◆ **Directions**: Look for the word "that" in each line and report the count of matching lines, with nothing added.

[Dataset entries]

———

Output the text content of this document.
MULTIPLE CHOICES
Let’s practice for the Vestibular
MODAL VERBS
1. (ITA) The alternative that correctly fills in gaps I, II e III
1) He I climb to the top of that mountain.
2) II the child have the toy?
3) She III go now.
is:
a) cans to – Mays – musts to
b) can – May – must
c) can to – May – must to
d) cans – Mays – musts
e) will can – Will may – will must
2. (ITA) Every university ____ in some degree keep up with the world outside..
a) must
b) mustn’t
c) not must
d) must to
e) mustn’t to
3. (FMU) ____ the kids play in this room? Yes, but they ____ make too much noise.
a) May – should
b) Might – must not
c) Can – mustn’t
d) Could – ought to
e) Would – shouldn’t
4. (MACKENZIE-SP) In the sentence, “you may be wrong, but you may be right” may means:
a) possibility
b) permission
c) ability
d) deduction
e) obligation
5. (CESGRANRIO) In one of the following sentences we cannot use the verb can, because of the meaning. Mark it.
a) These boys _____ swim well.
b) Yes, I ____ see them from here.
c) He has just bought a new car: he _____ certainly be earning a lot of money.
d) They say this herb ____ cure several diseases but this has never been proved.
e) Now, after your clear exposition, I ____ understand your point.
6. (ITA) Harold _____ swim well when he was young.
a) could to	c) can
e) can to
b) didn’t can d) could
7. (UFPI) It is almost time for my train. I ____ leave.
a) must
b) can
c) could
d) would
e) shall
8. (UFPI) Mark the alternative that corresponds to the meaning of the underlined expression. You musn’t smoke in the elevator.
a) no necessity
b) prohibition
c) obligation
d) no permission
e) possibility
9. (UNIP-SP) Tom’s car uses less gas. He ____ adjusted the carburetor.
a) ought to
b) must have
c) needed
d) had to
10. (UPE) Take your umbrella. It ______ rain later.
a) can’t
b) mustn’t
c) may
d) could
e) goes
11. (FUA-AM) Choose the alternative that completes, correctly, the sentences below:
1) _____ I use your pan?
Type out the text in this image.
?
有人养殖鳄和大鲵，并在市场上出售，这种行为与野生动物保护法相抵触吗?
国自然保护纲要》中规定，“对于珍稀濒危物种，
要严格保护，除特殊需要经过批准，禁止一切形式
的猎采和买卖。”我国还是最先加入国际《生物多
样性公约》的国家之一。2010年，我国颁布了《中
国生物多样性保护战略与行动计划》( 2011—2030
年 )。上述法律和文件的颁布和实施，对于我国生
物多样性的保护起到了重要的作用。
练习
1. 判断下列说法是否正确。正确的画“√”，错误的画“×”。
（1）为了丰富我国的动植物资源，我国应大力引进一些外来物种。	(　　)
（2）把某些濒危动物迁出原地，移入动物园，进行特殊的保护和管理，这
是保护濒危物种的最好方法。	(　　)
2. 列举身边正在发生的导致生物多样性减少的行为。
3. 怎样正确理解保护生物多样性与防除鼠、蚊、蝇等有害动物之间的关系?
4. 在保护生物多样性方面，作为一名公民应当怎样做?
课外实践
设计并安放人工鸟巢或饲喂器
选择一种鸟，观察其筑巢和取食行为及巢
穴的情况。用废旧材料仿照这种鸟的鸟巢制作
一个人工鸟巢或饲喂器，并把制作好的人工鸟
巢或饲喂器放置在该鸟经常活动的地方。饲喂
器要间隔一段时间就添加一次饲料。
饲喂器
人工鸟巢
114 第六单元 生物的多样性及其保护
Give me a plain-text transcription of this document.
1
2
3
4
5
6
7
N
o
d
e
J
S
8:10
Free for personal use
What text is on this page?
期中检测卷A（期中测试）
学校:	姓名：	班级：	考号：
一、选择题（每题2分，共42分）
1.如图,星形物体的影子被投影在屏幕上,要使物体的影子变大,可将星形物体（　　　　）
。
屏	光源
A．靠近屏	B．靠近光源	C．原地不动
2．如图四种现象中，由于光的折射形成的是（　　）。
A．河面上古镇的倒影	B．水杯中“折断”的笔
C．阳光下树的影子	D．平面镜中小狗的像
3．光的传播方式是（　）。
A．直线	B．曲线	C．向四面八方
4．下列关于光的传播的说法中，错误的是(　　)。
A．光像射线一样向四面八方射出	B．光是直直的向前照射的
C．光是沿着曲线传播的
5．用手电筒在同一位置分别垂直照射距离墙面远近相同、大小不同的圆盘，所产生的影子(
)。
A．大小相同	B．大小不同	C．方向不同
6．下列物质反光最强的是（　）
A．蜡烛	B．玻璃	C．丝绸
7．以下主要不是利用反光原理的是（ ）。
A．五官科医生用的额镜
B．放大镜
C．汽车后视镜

———

◆ **Answer in full**: 4